> _DO THIS_
Copy out all of the data below with no alterations.

> _SUPPLIED RECORDS_

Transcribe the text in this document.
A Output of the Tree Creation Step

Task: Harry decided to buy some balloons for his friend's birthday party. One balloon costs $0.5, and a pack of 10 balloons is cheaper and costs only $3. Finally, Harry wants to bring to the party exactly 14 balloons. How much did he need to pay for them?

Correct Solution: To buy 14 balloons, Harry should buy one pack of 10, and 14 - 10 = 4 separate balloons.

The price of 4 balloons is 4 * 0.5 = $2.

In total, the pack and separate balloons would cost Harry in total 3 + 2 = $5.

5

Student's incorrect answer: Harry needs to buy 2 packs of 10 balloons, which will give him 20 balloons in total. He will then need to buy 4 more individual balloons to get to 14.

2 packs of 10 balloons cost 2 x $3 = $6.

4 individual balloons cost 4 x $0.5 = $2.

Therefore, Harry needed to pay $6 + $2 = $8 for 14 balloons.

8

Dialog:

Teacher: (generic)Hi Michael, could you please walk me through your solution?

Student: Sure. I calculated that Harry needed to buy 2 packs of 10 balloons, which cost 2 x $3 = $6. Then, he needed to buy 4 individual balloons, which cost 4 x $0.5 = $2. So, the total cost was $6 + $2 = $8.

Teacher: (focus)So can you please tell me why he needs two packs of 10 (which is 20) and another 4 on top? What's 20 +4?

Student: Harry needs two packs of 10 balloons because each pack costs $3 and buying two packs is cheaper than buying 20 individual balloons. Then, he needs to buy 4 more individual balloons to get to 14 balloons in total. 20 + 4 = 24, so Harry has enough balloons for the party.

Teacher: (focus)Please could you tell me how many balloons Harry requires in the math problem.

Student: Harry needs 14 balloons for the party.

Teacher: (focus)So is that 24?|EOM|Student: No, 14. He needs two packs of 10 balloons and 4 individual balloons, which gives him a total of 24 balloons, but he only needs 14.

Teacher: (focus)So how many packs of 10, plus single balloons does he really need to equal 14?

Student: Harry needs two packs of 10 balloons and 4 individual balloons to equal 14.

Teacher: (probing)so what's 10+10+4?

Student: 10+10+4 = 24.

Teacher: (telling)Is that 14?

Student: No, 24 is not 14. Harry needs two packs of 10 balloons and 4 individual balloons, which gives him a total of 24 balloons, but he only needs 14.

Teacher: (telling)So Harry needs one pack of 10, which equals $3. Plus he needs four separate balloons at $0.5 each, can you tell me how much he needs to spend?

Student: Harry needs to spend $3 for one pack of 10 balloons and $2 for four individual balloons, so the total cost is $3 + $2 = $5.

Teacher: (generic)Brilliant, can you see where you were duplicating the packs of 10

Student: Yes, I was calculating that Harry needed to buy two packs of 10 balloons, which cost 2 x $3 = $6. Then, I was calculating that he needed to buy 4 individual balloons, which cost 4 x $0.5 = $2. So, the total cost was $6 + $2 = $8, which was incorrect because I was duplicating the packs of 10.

> _SOLVED PROBLEM_
Transcribe the text in this document.
A Output of the Tree Creation Step

Task: Harry decided to buy some balloons for his friend's birthday party. One balloon costs $0.5, and a pack of 10 balloons is cheaper and costs only $3. Finally, Harry wants to bring to the party exactly 14 balloons. How much did he need to pay for them?

Correct Solution: To buy 14 balloons, Harry should buy one pack of 10, and 14 - 10 = 4 separate balloons.

The price of 4 balloons is 4 * 0.5 = $2.

In total, the pack and separate balloons would cost Harry in total 3 + 2 = $5.

5

Student's incorrect answer: Harry needs to buy 2 packs of 10 balloons, which will give him 20 balloons in total. He will then need to buy 4 more individual balloons to get to 14.

2 packs of 10 balloons cost 2 x $3 = $6.

4 individual balloons cost 4 x $0.5 = $2.

Therefore, Harry needed to pay $6 + $2 = $8 for 14 balloons.

8

Dialog:

Teacher: (generic)Hi Michael, could you please walk me through your solution?

Student: Sure. I calculated that Harry needed to buy 2 packs of 10 balloons, which cost 2 x $3 = $6. Then, he needed to buy 4 individual balloons, which cost 4 x $0.5 = $2. So, the total cost was $6 + $2 = $8.

Teacher: (focus)So can you please tell me why he needs two packs of 10 (which is 20) and another 4 on top? What's 20 +4?

Student: Harry needs two packs of 10 balloons because each pack costs $3 and buying two packs is cheaper than buying 20 individual balloons. Then, he needs to buy 4 more individual balloons to get to 14 balloons in total. 20 + 4 = 24, so Harry has enough balloons for the party.

Teacher: (focus)Please could you tell me how many balloons Harry requires in the math problem.

Student: Harry needs 14 balloons for the party.

Teacher: (focus)So is that 24?|EOM|Student: No, 14. He needs two packs of 10 balloons and 4 individual balloons, which gives him a total of 24 balloons, but he only needs 14.

Teacher: (focus)So how many packs of 10, plus single balloons does he really need to equal 14?

Student: Harry needs two packs of 10 balloons and 4 individual balloons to equal 14.

Teacher: (probing)so what's 10+10+4?

Student: 10+10+4 = 24.

Teacher: (telling)Is that 14?

Student: No, 24 is not 14. Harry needs two packs of 10 balloons and 4 individual balloons, which gives him a total of 24 balloons, but he only needs 14.

Teacher: (telling)So Harry needs one pack of 10, which equals $3. Plus he needs four separate balloons at $0.5 each, can you tell me how much he needs to spend?

Student: Harry needs to spend $3 for one pack of 10 balloons and $2 for four individual balloons, so the total cost is $3 + $2 = $5.

Teacher: (generic)Brilliant, can you see where you were duplicating the packs of 10

Student: Yes, I was calculating that Harry needed to buy two packs of 10 balloons, which cost 2 x $3 = $6. Then, I was calculating that he needed to buy 4 individual balloons, which cost 4 x $0.5 = $2. So, the total cost was $6 + $2 = $8, which was incorrect because I was duplicating the packs of 10.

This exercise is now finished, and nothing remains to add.